# [Task details]
Copy each line exactly. Leave nothing out.

# [Exercise input]
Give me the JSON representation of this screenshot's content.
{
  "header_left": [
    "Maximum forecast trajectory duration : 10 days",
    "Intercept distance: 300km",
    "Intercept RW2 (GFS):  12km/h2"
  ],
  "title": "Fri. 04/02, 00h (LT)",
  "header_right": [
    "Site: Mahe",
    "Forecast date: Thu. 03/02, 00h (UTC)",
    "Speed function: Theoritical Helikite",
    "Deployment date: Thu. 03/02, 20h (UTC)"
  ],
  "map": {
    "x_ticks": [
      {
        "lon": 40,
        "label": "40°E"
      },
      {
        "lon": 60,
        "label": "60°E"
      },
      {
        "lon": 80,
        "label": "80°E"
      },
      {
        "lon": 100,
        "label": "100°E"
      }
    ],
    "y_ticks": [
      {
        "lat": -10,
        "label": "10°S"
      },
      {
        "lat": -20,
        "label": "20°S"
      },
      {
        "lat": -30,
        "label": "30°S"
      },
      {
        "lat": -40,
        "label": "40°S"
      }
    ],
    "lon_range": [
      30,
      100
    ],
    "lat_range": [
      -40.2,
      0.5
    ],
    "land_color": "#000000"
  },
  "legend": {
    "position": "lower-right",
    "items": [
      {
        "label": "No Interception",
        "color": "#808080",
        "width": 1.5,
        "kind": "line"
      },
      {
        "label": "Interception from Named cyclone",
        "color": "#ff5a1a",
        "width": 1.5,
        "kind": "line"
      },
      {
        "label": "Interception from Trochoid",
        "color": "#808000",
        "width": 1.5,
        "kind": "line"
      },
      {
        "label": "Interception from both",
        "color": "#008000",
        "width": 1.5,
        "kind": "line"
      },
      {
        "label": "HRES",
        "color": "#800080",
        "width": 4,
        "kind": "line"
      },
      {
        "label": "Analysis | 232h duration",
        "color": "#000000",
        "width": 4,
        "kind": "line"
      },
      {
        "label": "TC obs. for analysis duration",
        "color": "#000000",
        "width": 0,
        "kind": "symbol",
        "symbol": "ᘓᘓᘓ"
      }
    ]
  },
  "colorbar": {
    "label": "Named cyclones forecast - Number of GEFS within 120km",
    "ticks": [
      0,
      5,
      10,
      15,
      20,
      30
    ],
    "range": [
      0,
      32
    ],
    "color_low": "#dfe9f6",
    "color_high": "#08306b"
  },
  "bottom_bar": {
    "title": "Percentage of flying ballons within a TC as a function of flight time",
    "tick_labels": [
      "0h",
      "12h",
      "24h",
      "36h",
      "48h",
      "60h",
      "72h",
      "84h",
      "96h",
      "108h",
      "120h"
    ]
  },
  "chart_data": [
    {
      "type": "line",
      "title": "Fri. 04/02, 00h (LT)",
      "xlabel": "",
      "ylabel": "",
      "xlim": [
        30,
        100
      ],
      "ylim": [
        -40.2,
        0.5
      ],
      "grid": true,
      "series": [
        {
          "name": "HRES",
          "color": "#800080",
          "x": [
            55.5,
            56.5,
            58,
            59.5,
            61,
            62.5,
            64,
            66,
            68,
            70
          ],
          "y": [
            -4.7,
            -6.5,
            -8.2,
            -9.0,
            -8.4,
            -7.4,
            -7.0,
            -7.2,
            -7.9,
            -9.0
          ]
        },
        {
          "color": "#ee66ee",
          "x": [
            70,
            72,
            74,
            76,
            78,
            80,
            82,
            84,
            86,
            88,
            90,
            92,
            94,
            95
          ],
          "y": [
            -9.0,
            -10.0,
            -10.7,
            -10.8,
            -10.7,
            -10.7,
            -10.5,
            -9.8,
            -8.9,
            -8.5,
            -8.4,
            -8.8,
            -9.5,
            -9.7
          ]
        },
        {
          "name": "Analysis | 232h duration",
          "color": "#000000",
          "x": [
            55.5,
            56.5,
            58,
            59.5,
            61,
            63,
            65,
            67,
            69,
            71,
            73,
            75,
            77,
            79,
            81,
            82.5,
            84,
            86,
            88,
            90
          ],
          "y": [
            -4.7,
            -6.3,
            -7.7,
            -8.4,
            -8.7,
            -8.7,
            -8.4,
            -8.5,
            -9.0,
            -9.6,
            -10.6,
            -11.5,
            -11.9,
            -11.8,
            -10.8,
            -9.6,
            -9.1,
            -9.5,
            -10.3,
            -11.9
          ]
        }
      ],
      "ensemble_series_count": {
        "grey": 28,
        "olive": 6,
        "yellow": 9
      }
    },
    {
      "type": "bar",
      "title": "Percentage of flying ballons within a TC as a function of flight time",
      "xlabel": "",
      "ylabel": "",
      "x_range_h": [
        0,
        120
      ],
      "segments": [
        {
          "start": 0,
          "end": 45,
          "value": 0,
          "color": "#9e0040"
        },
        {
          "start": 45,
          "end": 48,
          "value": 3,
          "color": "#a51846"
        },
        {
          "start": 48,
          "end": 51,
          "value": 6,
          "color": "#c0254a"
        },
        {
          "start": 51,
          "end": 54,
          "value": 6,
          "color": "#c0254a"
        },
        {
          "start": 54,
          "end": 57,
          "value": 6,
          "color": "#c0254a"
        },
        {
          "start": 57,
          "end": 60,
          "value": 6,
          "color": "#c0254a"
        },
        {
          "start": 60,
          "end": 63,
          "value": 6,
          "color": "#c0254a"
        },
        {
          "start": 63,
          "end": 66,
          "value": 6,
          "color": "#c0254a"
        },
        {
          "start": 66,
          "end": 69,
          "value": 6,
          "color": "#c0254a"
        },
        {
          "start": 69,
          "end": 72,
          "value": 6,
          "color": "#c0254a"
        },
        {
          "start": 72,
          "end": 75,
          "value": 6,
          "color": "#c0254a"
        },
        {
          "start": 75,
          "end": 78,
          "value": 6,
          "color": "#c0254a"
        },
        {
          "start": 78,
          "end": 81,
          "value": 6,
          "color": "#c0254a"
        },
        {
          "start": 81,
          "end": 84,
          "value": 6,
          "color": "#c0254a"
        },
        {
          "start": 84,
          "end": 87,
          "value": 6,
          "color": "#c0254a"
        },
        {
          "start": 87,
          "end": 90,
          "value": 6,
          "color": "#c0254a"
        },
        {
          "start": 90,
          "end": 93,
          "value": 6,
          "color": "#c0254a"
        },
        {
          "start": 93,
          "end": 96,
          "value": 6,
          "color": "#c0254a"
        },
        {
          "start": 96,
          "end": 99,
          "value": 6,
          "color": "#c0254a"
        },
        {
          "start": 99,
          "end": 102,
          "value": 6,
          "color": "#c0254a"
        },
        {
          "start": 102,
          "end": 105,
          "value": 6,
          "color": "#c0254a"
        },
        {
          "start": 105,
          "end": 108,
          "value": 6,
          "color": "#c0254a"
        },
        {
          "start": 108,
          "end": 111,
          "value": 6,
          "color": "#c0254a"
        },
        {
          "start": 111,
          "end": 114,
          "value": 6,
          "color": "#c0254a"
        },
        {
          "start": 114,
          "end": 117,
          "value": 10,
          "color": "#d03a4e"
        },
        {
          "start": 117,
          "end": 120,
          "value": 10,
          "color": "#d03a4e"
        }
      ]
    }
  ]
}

# [Response for this exercise]
Give me the JSON representation of this screenshot's content.
{
  "header_left": [
    "Maximum forecast trajectory duration : 10 days",
    "Intercept distance: 300km",
    "Intercept RW2 (GFS):  12km/h2"
  ],
  "title": "Fri. 04/02, 00h (LT)",
  "header_right": [
    "Site: Mahe",
    "Forecast date: Thu. 03/02, 00h (UTC)",
    "Speed function: Theoritical Helikite",
    "Deployment date: Thu. 03/02, 20h (UTC)"
  ],
  "map": {
    "x_ticks": [
      {
        "lon": 40,
        "label": "40°E"
      },
      {
        "lon": 60,
        "label": "60°E"
      },
      {
        "lon": 80,
        "label": "80°E"
      },
      {
        "lon": 100,
        "label": "100°E"
      }
    ],
    "y_ticks": [
      {
        "lat": -10,
        "label": "10°S"
      },
      {
        "lat": -20,
        "label": "20°S"
      },
      {
        "lat": -30,
        "label": "30°S"
      },
      {
        "lat": -40,
        "label": "40°S"
      }
    ],
    "lon_range": [
      30,
      100
    ],
    "lat_range": [
      -40.2,
      0.5
    ],
    "land_color": "#000000"
  },
  "legend": {
    "position": "lower-right",
    "items": [
      {
        "label": "No Interception",
        "color": "#808080",
        "width": 1.5,
        "kind": "line"
      },
      {
        "label": "Interception from Named cyclone",
        "color": "#ff5a1a",
        "width": 1.5,
        "kind": "line"
      },
      {
        "label": "Interception from Trochoid",
        "color": "#808000",
        "width": 1.5,
        "kind": "line"
      },
      {
        "label": "Interception from both",
        "color": "#008000",
        "width": 1.5,
        "kind": "line"
      },
      {
        "label": "HRES",
        "color": "#800080",
        "width": 4,
        "kind": "line"
      },
      {
        "label": "Analysis | 232h duration",
        "color": "#000000",
        "width": 4,
        "kind": "line"
      },
      {
        "label": "TC obs. for analysis duration",
        "color": "#000000",
        "width": 0,
        "kind": "symbol",
        "symbol": "ᘓᘓᘓ"
      }
    ]
  },
  "colorbar": {
    "label": "Named cyclones forecast - Number of GEFS within 120km",
    "ticks": [
      0,
      5,
      10,
      15,
      20,
      30
    ],
    "range": [
      0,
      32
    ],
    "color_low": "#dfe9f6",
    "color_high": "#08306b"
  },
  "bottom_bar": {
    "title": "Percentage of flying ballons within a TC as a function of flight time",
    "tick_labels": [
      "0h",
      "12h",
      "24h",
      "36h",
      "48h",
      "60h",
      "72h",
      "84h",
      "96h",
      "108h",
      "120h"
    ]
  },
  "chart_data": [
    {
      "type": "line",
      "title": "Fri. 04/02, 00h (LT)",
      "xlabel": "",
      "ylabel": "",
      "xlim": [
        30,
        100
      ],
      "ylim": [
        -40.2,
        0.5
      ],
      "grid": true,
      "series": [
        {
          "name": "HRES",
          "color": "#800080",
          "x": [
            55.5,
            56.5,
            58,
            59.5,
            61,
            62.5,
            64,
            66,
            68,
            70
          ],
          "y": [
            -4.7,
            -6.5,
            -8.2,
            -9.0,
            -8.4,
            -7.4,
            -7.0,
            -7.2,
            -7.9,
            -9.0
          ]
        },
        {
          "color": "#ee66ee",
          "x": [
            70,
            72,
            74,
            76,
            78,
            80,
            82,
            84,
            86,
            88,
            90,
            92,
            94,
            95
          ],
          "y": [
            -9.0,
            -10.0,
            -10.7,
            -10.8,
            -10.7,
            -10.7,
            -10.5,
            -9.8,
            -8.9,
            -8.5,
            -8.4,
            -8.8,
            -9.5,
            -9.7
          ]
        },
        {
          "name": "Analysis | 232h duration",
          "color": "#000000",
          "x": [
            55.5,
            56.5,
            58,
            59.5,
            61,
            63,
            65,
            67,
            69,
            71,
            73,
            75,
            77,
            79,
            81,
            82.5,
            84,
            86,
            88,
            90
          ],
          "y": [
            -4.7,
            -6.3,
            -7.7,
            -8.4,
            -8.7,
            -8.7,
            -8.4,
            -8.5,
            -9.0,
            -9.6,
            -10.6,
            -11.5,
            -11.9,
            -11.8,
            -10.8,
            -9.6,
            -9.1,
            -9.5,
            -10.3,
            -11.9
          ]
        }
      ],
      "ensemble_series_count": {
        "grey": 28,
        "olive": 6,
        "yellow": 9
      }
    },
    {
      "type": "bar",
      "title": "Percentage of flying ballons within a TC as a function of flight time",
      "xlabel": "",
      "ylabel": "",
      "x_range_h": [
        0,
        120
      ],
      "segments": [
        {
          "start": 0,
          "end": 45,
          "value": 0,
          "color": "#9e0040"
        },
        {
          "start": 45,
          "end": 48,
          "value": 3,
          "color": "#a51846"
        },
        {
          "start": 48,
          "end": 51,
          "value": 6,
          "color": "#c0254a"
        },
        {
          "start": 51,
          "end": 54,
          "value": 6,
          "color": "#c0254a"
        },
        {
          "start": 54,
          "end": 57,
          "value": 6,
          "color": "#c0254a"
        },
        {
          "start": 57,
          "end": 60,
          "value": 6,
          "color": "#c0254a"
        },
        {
          "start": 60,
          "end": 63,
          "value": 6,
          "color": "#c0254a"
        },
        {
          "start": 63,
          "end": 66,
          "value": 6,
          "color": "#c0254a"
        },
        {
          "start": 66,
          "end": 69,
          "value": 6,
          "color": "#c0254a"
        },
        {
          "start": 69,
          "end": 72,
          "value": 6,
          "color": "#c0254a"
        },
        {
          "start": 72,
          "end": 75,
          "value": 6,
          "color": "#c0254a"
        },
        {
          "start": 75,
          "end": 78,
          "value": 6,
          "color": "#c0254a"
        },
        {
          "start": 78,
          "end": 81,
          "value": 6,
          "color": "#c0254a"
        },
        {
          "start": 81,
          "end": 84,
          "value": 6,
          "color": "#c0254a"
        },
        {
          "start": 84,
          "end": 87,
          "value": 6,
          "color": "#c0254a"
        },
        {
          "start": 87,
          "end": 90,
          "value": 6,
          "color": "#c0254a"
        },
        {
          "start": 90,
          "end": 93,
          "value": 6,
          "color": "#c0254a"
        },
        {
          "start": 93,
          "end": 96,
          "value": 6,
          "color": "#c0254a"
        },
        {
          "start": 96,
          "end": 99,
          "value": 6,
          "color": "#c0254a"
        },
        {
          "start": 99,
          "end": 102,
          "value": 6,
          "color": "#c0254a"
        },
        {
          "start": 102,
          "end": 105,
          "value": 6,
          "color": "#c0254a"
        },
        {
          "start": 105,
          "end": 108,
          "value": 6,
          "color": "#c0254a"
        },
        {
          "start": 108,
          "end": 111,
          "value": 6,
          "color": "#c0254a"
        },
        {
          "start": 111,
          "end": 114,
          "value": 6,
          "color": "#c0254a"
        },
        {
          "start": 114,
          "end": 117,
          "value": 10,
          "color": "#d03a4e"
        },
        {
          "start": 117,
          "end": 120,
          "value": 10,
          "color": "#d03a4e"
        }
      ]
    }
  ]
}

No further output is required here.